* Instructions to follow: Produce an exact copy of all the data below, dropping every image.

(Figure collection entries)
■ ■ ■

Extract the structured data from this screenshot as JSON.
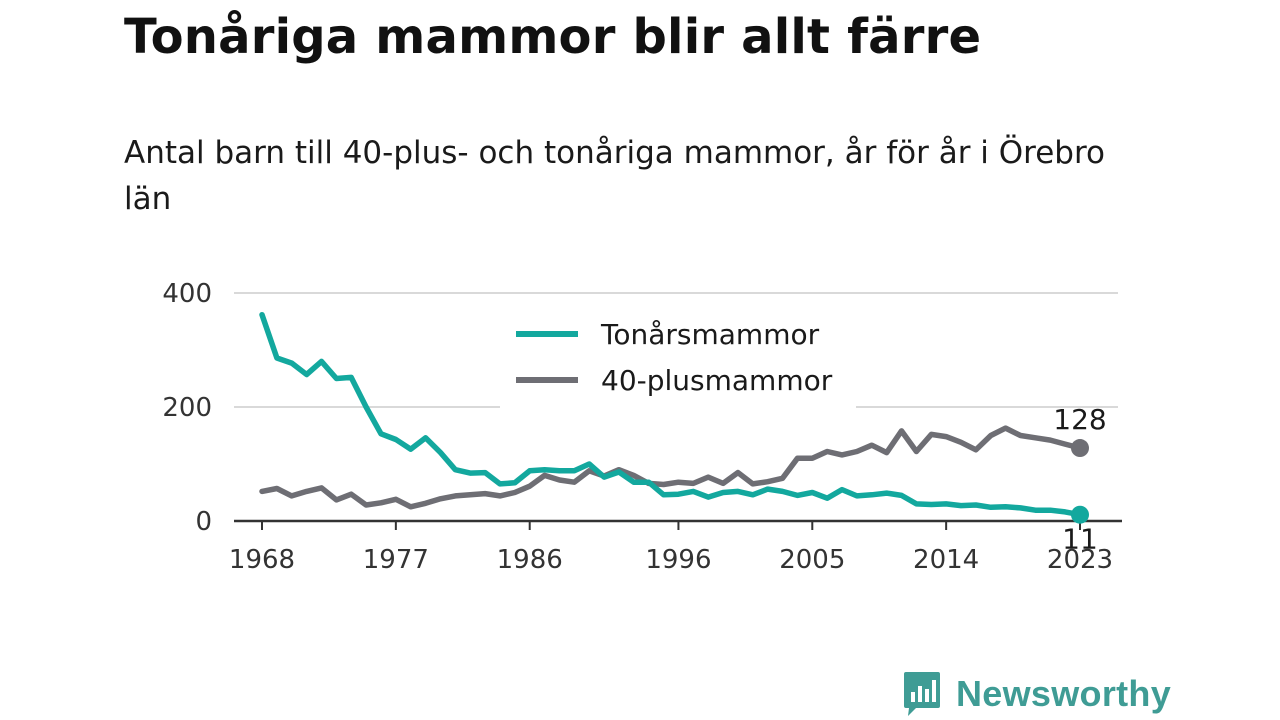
{
  "title": "Tonåriga mammor blir allt färre",
  "subtitle": "Antal barn till 40-plus- och tonåriga mammor, år för år i Örebro län",
  "brand": {
    "name": "Newsworthy",
    "icon": "bar-chart-speech-bubble-icon",
    "color": "#3f9c95"
  },
  "chart_data": {
    "type": "line",
    "title": "Tonåriga mammor blir allt färre",
    "subtitle": "Antal barn till 40-plus- och tonåriga mammor, år för år i Örebro län",
    "xlabel": "",
    "ylabel": "",
    "xlim": [
      1968,
      2023
    ],
    "ylim": [
      0,
      400
    ],
    "x_ticks": [
      1968,
      1977,
      1986,
      1996,
      2005,
      2014,
      2023
    ],
    "y_ticks": [
      0,
      200,
      400
    ],
    "grid": "horizontal",
    "legend_position": "top-center",
    "x": [
      1968,
      1969,
      1970,
      1971,
      1972,
      1973,
      1974,
      1975,
      1976,
      1977,
      1978,
      1979,
      1980,
      1981,
      1982,
      1983,
      1984,
      1985,
      1986,
      1987,
      1988,
      1989,
      1990,
      1991,
      1992,
      1993,
      1994,
      1995,
      1996,
      1997,
      1998,
      1999,
      2000,
      2001,
      2002,
      2003,
      2004,
      2005,
      2006,
      2007,
      2008,
      2009,
      2010,
      2011,
      2012,
      2013,
      2014,
      2015,
      2016,
      2017,
      2018,
      2019,
      2020,
      2021,
      2022,
      2023
    ],
    "series": [
      {
        "name": "Tonårsmammor",
        "color": "#13a89e",
        "end_label": "11",
        "values": [
          362,
          286,
          277,
          257,
          280,
          250,
          252,
          200,
          153,
          143,
          126,
          146,
          120,
          90,
          84,
          85,
          65,
          67,
          88,
          90,
          88,
          88,
          100,
          77,
          86,
          68,
          68,
          46,
          47,
          52,
          42,
          50,
          52,
          46,
          56,
          52,
          45,
          50,
          40,
          55,
          44,
          46,
          49,
          45,
          30,
          29,
          30,
          27,
          28,
          24,
          25,
          23,
          19,
          19,
          16,
          11
        ]
      },
      {
        "name": "40-plusmammor",
        "color": "#6e6e74",
        "end_label": "128",
        "values": [
          52,
          57,
          44,
          52,
          58,
          37,
          47,
          28,
          32,
          38,
          25,
          31,
          39,
          44,
          46,
          48,
          44,
          50,
          61,
          80,
          72,
          68,
          88,
          79,
          90,
          80,
          66,
          64,
          68,
          66,
          77,
          66,
          85,
          65,
          69,
          75,
          110,
          110,
          122,
          116,
          122,
          133,
          120,
          158,
          122,
          152,
          148,
          138,
          125,
          150,
          163,
          150,
          146,
          142,
          135,
          128
        ]
      }
    ]
  }
}
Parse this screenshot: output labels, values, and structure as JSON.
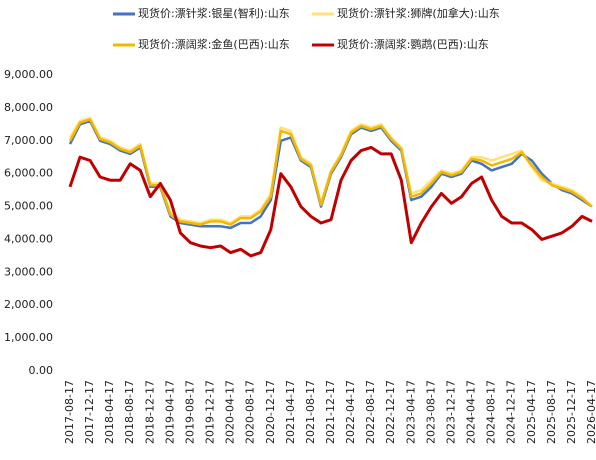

■ ■ ■

* Task result:
Extract the structured data from this screenshot as JSON.
{
  "title": "Tonåriga mammor blir allt färre",
  "subtitle": "Antal barn till 40-plus- och tonåriga mammor, år för år i Örebro län",
  "brand": {
    "name": "Newsworthy",
    "icon": "bar-chart-speech-bubble-icon",
    "color": "#3f9c95"
  },
  "chart_data": {
    "type": "line",
    "title": "Tonåriga mammor blir allt färre",
    "subtitle": "Antal barn till 40-plus- och tonåriga mammor, år för år i Örebro län",
    "xlabel": "",
    "ylabel": "",
    "xlim": [
      1968,
      2023
    ],
    "ylim": [
      0,
      400
    ],
    "x_ticks": [
      1968,
      1977,
      1986,
      1996,
      2005,
      2014,
      2023
    ],
    "y_ticks": [
      0,
      200,
      400
    ],
    "grid": "horizontal",
    "legend_position": "top-center",
    "x": [
      1968,
      1969,
      1970,
      1971,
      1972,
      1973,
      1974,
      1975,
      1976,
      1977,
      1978,
      1979,
      1980,
      1981,
      1982,
      1983,
      1984,
      1985,
      1986,
      1987,
      1988,
      1989,
      1990,
      1991,
      1992,
      1993,
      1994,
      1995,
      1996,
      1997,
      1998,
      1999,
      2000,
      2001,
      2002,
      2003,
      2004,
      2005,
      2006,
      2007,
      2008,
      2009,
      2010,
      2011,
      2012,
      2013,
      2014,
      2015,
      2016,
      2017,
      2018,
      2019,
      2020,
      2021,
      2022,
      2023
    ],
    "series": [
      {
        "name": "Tonårsmammor",
        "color": "#13a89e",
        "end_label": "11",
        "values": [
          362,
          286,
          277,
          257,
          280,
          250,
          252,
          200,
          153,
          143,
          126,
          146,
          120,
          90,
          84,
          85,
          65,
          67,
          88,
          90,
          88,
          88,
          100,
          77,
          86,
          68,
          68,
          46,
          47,
          52,
          42,
          50,
          52,
          46,
          56,
          52,
          45,
          50,
          40,
          55,
          44,
          46,
          49,
          45,
          30,
          29,
          30,
          27,
          28,
          24,
          25,
          23,
          19,
          19,
          16,
          11
        ]
      },
      {
        "name": "40-plusmammor",
        "color": "#6e6e74",
        "end_label": "128",
        "values": [
          52,
          57,
          44,
          52,
          58,
          37,
          47,
          28,
          32,
          38,
          25,
          31,
          39,
          44,
          46,
          48,
          44,
          50,
          61,
          80,
          72,
          68,
          88,
          79,
          90,
          80,
          66,
          64,
          68,
          66,
          77,
          66,
          85,
          65,
          69,
          75,
          110,
          110,
          122,
          116,
          122,
          133,
          120,
          158,
          122,
          152,
          148,
          138,
          125,
          150,
          163,
          150,
          146,
          142,
          135,
          128
        ]
      }
    ]
  }
}
Parse this screenshot: output labels, values, and structure as JSON.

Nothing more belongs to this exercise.